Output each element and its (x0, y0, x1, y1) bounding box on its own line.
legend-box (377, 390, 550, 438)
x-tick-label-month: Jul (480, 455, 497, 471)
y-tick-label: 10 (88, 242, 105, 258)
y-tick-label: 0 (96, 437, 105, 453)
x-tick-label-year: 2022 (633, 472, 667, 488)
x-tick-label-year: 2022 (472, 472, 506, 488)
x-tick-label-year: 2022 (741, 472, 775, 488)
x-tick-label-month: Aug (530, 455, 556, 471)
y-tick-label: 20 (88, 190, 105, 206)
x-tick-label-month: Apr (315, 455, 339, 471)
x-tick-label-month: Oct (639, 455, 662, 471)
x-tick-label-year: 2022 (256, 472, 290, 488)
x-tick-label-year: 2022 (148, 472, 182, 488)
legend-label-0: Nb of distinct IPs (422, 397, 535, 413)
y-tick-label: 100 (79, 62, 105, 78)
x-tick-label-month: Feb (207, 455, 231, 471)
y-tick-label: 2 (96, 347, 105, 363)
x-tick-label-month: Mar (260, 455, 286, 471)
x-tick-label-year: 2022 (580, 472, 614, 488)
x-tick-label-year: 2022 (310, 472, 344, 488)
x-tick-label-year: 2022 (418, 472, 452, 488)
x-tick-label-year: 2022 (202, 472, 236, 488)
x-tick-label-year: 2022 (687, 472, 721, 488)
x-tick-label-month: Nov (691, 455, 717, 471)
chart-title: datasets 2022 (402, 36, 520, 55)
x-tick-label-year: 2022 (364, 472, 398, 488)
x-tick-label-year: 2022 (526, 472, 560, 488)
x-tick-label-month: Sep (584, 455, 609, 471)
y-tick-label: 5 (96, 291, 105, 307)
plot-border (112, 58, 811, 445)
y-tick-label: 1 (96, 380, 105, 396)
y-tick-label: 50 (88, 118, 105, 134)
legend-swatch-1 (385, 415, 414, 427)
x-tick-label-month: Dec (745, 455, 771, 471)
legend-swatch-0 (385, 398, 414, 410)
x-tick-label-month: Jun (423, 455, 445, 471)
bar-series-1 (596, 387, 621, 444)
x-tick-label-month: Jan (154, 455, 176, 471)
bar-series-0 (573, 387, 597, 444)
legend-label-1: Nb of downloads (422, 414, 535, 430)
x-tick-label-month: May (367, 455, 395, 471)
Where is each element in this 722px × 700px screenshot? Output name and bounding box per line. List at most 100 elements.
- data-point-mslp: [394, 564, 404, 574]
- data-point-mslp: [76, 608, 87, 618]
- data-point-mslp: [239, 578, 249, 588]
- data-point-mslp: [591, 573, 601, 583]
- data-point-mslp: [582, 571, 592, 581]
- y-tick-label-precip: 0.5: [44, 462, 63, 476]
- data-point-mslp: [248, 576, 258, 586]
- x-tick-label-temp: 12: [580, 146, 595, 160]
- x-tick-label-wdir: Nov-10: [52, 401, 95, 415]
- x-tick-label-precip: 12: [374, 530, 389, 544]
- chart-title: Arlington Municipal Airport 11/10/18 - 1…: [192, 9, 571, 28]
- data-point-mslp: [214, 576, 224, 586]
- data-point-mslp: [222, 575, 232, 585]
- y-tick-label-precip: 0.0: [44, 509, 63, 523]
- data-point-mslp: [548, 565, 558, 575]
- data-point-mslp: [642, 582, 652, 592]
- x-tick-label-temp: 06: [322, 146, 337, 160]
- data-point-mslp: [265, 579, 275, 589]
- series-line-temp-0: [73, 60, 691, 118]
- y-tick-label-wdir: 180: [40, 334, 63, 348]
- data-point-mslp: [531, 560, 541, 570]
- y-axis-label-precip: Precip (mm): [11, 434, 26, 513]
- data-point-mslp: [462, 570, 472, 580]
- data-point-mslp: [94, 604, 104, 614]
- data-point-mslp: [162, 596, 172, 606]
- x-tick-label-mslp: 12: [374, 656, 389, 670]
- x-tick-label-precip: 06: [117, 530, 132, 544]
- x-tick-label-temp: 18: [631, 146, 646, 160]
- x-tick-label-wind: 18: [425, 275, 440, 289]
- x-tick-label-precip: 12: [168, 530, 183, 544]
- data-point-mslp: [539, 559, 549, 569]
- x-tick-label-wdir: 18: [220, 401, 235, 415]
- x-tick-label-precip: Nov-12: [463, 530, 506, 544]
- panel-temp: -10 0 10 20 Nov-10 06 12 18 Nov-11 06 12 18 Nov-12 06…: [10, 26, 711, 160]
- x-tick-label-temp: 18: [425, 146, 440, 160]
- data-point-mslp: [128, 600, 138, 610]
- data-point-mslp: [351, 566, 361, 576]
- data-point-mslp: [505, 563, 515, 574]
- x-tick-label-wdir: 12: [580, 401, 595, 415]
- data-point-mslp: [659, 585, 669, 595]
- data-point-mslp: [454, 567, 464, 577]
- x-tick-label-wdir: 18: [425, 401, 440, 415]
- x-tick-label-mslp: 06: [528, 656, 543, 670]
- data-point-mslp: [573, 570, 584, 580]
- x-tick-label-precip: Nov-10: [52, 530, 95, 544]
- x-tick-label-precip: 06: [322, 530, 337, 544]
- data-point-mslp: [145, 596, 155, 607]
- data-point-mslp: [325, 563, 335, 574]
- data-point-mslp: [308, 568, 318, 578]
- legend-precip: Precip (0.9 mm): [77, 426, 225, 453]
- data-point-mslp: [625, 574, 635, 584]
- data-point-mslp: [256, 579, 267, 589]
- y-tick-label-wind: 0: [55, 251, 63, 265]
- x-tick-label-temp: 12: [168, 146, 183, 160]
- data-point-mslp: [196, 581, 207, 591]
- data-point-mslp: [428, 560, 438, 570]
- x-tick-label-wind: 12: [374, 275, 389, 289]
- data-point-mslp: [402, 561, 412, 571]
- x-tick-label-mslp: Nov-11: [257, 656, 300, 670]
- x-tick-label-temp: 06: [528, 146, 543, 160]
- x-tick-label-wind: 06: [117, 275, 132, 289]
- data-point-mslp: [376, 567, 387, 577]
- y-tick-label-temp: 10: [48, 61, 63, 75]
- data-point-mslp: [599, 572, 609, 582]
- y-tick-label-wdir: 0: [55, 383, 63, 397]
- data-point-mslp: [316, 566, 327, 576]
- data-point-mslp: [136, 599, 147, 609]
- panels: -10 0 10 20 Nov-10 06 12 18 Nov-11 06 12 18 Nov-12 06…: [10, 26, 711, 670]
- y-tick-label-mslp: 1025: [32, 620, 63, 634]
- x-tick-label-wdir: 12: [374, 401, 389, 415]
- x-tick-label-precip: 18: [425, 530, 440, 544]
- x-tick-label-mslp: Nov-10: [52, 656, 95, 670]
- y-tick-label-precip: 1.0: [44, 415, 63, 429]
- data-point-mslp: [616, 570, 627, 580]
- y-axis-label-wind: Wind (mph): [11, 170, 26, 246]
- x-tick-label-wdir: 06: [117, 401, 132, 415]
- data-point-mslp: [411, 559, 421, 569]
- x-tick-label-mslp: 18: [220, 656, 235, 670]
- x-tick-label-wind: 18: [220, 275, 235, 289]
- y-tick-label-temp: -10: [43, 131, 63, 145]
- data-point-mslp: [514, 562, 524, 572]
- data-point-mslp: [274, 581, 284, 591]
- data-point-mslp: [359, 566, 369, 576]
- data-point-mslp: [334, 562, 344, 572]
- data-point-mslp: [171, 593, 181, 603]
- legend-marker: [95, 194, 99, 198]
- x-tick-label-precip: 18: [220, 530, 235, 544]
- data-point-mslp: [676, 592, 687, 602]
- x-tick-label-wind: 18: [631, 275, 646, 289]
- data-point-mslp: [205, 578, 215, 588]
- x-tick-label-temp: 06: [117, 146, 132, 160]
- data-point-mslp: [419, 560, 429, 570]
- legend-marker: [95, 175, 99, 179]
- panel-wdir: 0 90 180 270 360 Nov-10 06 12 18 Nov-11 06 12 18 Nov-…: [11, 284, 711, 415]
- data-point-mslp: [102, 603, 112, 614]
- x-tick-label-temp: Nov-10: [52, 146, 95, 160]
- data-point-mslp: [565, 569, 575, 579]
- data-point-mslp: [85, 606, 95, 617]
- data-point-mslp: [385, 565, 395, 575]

◇ ◇ ◇

Brief: Copy the records from their first line up to and including the line containing "x-tick-label-month: Aug (530, 455, 556, 471)", keeping every line unchanged.

The completed task:
Output each element and its (x0, y0, x1, y1) bounding box on its own line.
legend-box (377, 390, 550, 438)
x-tick-label-month: Jul (480, 455, 497, 471)
y-tick-label: 10 (88, 242, 105, 258)
y-tick-label: 0 (96, 437, 105, 453)
x-tick-label-year: 2022 (633, 472, 667, 488)
x-tick-label-year: 2022 (472, 472, 506, 488)
x-tick-label-year: 2022 (741, 472, 775, 488)
x-tick-label-month: Aug (530, 455, 556, 471)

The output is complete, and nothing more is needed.